======== RECORD FORNITI

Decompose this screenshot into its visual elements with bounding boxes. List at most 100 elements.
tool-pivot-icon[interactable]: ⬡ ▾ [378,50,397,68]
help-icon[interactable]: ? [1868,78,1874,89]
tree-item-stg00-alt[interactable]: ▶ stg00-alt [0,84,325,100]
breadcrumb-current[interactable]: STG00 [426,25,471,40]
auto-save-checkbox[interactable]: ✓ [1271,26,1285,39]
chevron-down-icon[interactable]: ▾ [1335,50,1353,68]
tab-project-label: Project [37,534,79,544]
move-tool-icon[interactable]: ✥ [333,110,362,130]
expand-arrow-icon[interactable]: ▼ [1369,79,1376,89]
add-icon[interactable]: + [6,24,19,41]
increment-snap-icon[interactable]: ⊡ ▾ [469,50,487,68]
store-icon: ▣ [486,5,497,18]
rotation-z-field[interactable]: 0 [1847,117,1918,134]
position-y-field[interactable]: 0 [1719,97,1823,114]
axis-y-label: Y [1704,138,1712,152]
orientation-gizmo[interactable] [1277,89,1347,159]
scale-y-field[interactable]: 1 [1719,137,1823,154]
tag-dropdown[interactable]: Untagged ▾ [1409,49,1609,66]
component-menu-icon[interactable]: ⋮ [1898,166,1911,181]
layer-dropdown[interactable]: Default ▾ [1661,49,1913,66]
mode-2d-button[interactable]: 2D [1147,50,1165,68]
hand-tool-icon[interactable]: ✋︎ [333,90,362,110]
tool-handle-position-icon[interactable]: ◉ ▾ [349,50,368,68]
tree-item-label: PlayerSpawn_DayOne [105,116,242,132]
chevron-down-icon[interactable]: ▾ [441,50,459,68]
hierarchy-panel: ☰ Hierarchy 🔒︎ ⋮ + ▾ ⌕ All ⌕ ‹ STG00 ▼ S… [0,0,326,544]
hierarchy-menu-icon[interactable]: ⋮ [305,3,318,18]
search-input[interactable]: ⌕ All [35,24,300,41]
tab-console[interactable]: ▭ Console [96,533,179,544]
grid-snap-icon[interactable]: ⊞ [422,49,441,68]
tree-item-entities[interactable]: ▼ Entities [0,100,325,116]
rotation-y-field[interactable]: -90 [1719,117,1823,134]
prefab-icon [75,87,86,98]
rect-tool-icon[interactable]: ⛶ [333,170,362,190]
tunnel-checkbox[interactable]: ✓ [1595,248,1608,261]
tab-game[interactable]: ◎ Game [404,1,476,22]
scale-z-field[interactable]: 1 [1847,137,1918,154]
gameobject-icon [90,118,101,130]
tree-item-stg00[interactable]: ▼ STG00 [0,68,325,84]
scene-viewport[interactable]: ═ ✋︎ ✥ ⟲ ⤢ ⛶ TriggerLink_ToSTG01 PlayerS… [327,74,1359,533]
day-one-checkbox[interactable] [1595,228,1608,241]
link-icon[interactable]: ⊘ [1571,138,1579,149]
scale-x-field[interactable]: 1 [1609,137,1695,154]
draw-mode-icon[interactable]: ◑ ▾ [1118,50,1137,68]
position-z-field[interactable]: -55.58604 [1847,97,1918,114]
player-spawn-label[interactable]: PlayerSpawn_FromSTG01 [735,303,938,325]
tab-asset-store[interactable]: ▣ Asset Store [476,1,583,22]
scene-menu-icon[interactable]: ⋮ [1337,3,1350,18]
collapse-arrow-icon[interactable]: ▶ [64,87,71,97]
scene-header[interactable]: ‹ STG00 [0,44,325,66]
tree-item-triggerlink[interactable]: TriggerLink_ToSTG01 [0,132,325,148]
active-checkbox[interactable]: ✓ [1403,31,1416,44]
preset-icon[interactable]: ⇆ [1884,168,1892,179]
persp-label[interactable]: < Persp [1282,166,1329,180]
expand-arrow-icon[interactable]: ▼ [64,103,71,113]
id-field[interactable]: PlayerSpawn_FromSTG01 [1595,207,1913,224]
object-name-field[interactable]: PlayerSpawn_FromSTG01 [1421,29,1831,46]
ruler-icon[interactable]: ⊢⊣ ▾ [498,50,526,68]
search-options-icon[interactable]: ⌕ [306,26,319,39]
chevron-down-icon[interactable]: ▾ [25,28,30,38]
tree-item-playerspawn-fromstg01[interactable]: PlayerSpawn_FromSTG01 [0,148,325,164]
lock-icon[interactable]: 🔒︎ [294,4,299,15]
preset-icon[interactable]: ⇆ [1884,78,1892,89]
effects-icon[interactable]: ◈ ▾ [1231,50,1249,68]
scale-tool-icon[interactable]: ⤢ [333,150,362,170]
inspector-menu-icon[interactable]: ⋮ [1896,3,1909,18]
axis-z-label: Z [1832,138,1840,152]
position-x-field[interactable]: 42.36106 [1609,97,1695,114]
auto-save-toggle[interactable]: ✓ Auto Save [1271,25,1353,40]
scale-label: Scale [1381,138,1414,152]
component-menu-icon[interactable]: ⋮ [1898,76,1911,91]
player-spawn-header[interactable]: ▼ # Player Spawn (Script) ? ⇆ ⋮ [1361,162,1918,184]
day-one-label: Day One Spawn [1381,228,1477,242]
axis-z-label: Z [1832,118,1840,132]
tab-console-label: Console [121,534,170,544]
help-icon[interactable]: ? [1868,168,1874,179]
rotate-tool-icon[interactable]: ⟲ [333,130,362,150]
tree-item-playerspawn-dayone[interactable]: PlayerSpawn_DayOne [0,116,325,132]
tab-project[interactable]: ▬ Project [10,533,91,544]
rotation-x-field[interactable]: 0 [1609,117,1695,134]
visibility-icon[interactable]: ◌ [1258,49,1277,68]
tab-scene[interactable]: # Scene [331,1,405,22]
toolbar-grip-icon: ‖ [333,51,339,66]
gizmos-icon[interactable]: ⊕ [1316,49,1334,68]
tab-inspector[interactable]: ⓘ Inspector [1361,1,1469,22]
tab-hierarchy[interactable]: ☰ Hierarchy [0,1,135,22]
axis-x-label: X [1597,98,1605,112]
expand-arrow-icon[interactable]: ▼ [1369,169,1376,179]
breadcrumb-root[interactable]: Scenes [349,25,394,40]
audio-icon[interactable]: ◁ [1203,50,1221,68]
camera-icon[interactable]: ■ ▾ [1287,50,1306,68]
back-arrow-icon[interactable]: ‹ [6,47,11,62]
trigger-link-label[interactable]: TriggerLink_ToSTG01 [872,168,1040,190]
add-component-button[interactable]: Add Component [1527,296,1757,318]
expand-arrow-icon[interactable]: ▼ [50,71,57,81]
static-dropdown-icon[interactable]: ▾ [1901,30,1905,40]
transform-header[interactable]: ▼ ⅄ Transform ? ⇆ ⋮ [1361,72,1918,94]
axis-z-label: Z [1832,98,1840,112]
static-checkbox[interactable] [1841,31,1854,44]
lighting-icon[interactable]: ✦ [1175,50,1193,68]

================

Riscrivi tutte le righe dei record qui sopra, identiche all'originale e senza alcuna modifica.

Decompose this screenshot into its visual elements with bounding boxes. List at most 100 elements.
tool-pivot-icon[interactable]: ⬡ ▾ [378,50,397,68]
help-icon[interactable]: ? [1868,78,1874,89]
tree-item-stg00-alt[interactable]: ▶ stg00-alt [0,84,325,100]
breadcrumb-current[interactable]: STG00 [426,25,471,40]
auto-save-checkbox[interactable]: ✓ [1271,26,1285,39]
chevron-down-icon[interactable]: ▾ [1335,50,1353,68]
tab-project-label: Project [37,534,79,544]
move-tool-icon[interactable]: ✥ [333,110,362,130]
expand-arrow-icon[interactable]: ▼ [1369,79,1376,89]
add-icon[interactable]: + [6,24,19,41]
increment-snap-icon[interactable]: ⊡ ▾ [469,50,487,68]
store-icon: ▣ [486,5,497,18]
rotation-z-field[interactable]: 0 [1847,117,1918,134]
position-y-field[interactable]: 0 [1719,97,1823,114]
axis-y-label: Y [1704,138,1712,152]
orientation-gizmo[interactable] [1277,89,1347,159]
scale-y-field[interactable]: 1 [1719,137,1823,154]
tag-dropdown[interactable]: Untagged ▾ [1409,49,1609,66]
component-menu-icon[interactable]: ⋮ [1898,166,1911,181]
layer-dropdown[interactable]: Default ▾ [1661,49,1913,66]
mode-2d-button[interactable]: 2D [1147,50,1165,68]
hand-tool-icon[interactable]: ✋︎ [333,90,362,110]
tool-handle-position-icon[interactable]: ◉ ▾ [349,50,368,68]
tree-item-label: PlayerSpawn_DayOne [105,116,242,132]
chevron-down-icon[interactable]: ▾ [441,50,459,68]
hierarchy-panel: ☰ Hierarchy 🔒︎ ⋮ + ▾ ⌕ All ⌕ ‹ STG00 ▼ S… [0,0,326,544]
hierarchy-menu-icon[interactable]: ⋮ [305,3,318,18]
search-input[interactable]: ⌕ All [35,24,300,41]
tab-console[interactable]: ▭ Console [96,533,179,544]
grid-snap-icon[interactable]: ⊞ [422,49,441,68]
tree-item-entities[interactable]: ▼ Entities [0,100,325,116]
rotation-y-field[interactable]: -90 [1719,117,1823,134]
prefab-icon [75,87,86,98]
rect-tool-icon[interactable]: ⛶ [333,170,362,190]
tunnel-checkbox[interactable]: ✓ [1595,248,1608,261]
tab-game[interactable]: ◎ Game [404,1,476,22]
scale-z-field[interactable]: 1 [1847,137,1918,154]
gameobject-icon [90,118,101,130]
tree-item-stg00[interactable]: ▼ STG00 [0,68,325,84]
scene-viewport[interactable]: ═ ✋︎ ✥ ⟲ ⤢ ⛶ TriggerLink_ToSTG01 PlayerS… [327,74,1359,533]
day-one-checkbox[interactable] [1595,228,1608,241]
link-icon[interactable]: ⊘ [1571,138,1579,149]
scale-x-field[interactable]: 1 [1609,137,1695,154]
draw-mode-icon[interactable]: ◑ ▾ [1118,50,1137,68]
position-z-field[interactable]: -55.58604 [1847,97,1918,114]
player-spawn-label[interactable]: PlayerSpawn_FromSTG01 [735,303,938,325]
tab-asset-store[interactable]: ▣ Asset Store [476,1,583,22]
scene-menu-icon[interactable]: ⋮ [1337,3,1350,18]
collapse-arrow-icon[interactable]: ▶ [64,87,71,97]
scene-header[interactable]: ‹ STG00 [0,44,325,66]
tree-item-triggerlink[interactable]: TriggerLink_ToSTG01 [0,132,325,148]
active-checkbox[interactable]: ✓ [1403,31,1416,44]
preset-icon[interactable]: ⇆ [1884,168,1892,179]
persp-label[interactable]: < Persp [1282,166,1329,180]
expand-arrow-icon[interactable]: ▼ [64,103,71,113]
id-field[interactable]: PlayerSpawn_FromSTG01 [1595,207,1913,224]
object-name-field[interactable]: PlayerSpawn_FromSTG01 [1421,29,1831,46]
ruler-icon[interactable]: ⊢⊣ ▾ [498,50,526,68]
search-options-icon[interactable]: ⌕ [306,26,319,39]
chevron-down-icon[interactable]: ▾ [25,28,30,38]
tree-item-playerspawn-fromstg01[interactable]: PlayerSpawn_FromSTG01 [0,148,325,164]
lock-icon[interactable]: 🔒︎ [294,4,299,15]
preset-icon[interactable]: ⇆ [1884,78,1892,89]
effects-icon[interactable]: ◈ ▾ [1231,50,1249,68]
scale-tool-icon[interactable]: ⤢ [333,150,362,170]
inspector-menu-icon[interactable]: ⋮ [1896,3,1909,18]
axis-z-label: Z [1832,138,1840,152]
position-x-field[interactable]: 42.36106 [1609,97,1695,114]
auto-save-toggle[interactable]: ✓ Auto Save [1271,25,1353,40]
scale-label: Scale [1381,138,1414,152]
component-menu-icon[interactable]: ⋮ [1898,76,1911,91]
player-spawn-header[interactable]: ▼ # Player Spawn (Script) ? ⇆ ⋮ [1361,162,1918,184]
day-one-label: Day One Spawn [1381,228,1477,242]
axis-z-label: Z [1832,118,1840,132]
tab-console-label: Console [121,534,170,544]
help-icon[interactable]: ? [1868,168,1874,179]
rotate-tool-icon[interactable]: ⟲ [333,130,362,150]
tree-item-playerspawn-dayone[interactable]: PlayerSpawn_DayOne [0,116,325,132]
tab-project[interactable]: ▬ Project [10,533,91,544]
rotation-x-field[interactable]: 0 [1609,117,1695,134]
visibility-icon[interactable]: ◌ [1258,49,1277,68]
tab-scene[interactable]: # Scene [331,1,405,22]
toolbar-grip-icon: ‖ [333,51,339,66]
gizmos-icon[interactable]: ⊕ [1316,49,1334,68]
tab-inspector[interactable]: ⓘ Inspector [1361,1,1469,22]
tab-hierarchy[interactable]: ☰ Hierarchy [0,1,135,22]
axis-x-label: X [1597,98,1605,112]
expand-arrow-icon[interactable]: ▼ [1369,169,1376,179]
breadcrumb-root[interactable]: Scenes [349,25,394,40]
audio-icon[interactable]: ◁ [1203,50,1221,68]
camera-icon[interactable]: ■ ▾ [1287,50,1306,68]
back-arrow-icon[interactable]: ‹ [6,47,11,62]
trigger-link-label[interactable]: TriggerLink_ToSTG01 [872,168,1040,190]
add-component-button[interactable]: Add Component [1527,296,1757,318]
expand-arrow-icon[interactable]: ▼ [50,71,57,81]
static-dropdown-icon[interactable]: ▾ [1901,30,1905,40]
transform-header[interactable]: ▼ ⅄ Transform ? ⇆ ⋮ [1361,72,1918,94]
axis-z-label: Z [1832,98,1840,112]
static-checkbox[interactable] [1841,31,1854,44]
lighting-icon[interactable]: ✦ [1175,50,1193,68]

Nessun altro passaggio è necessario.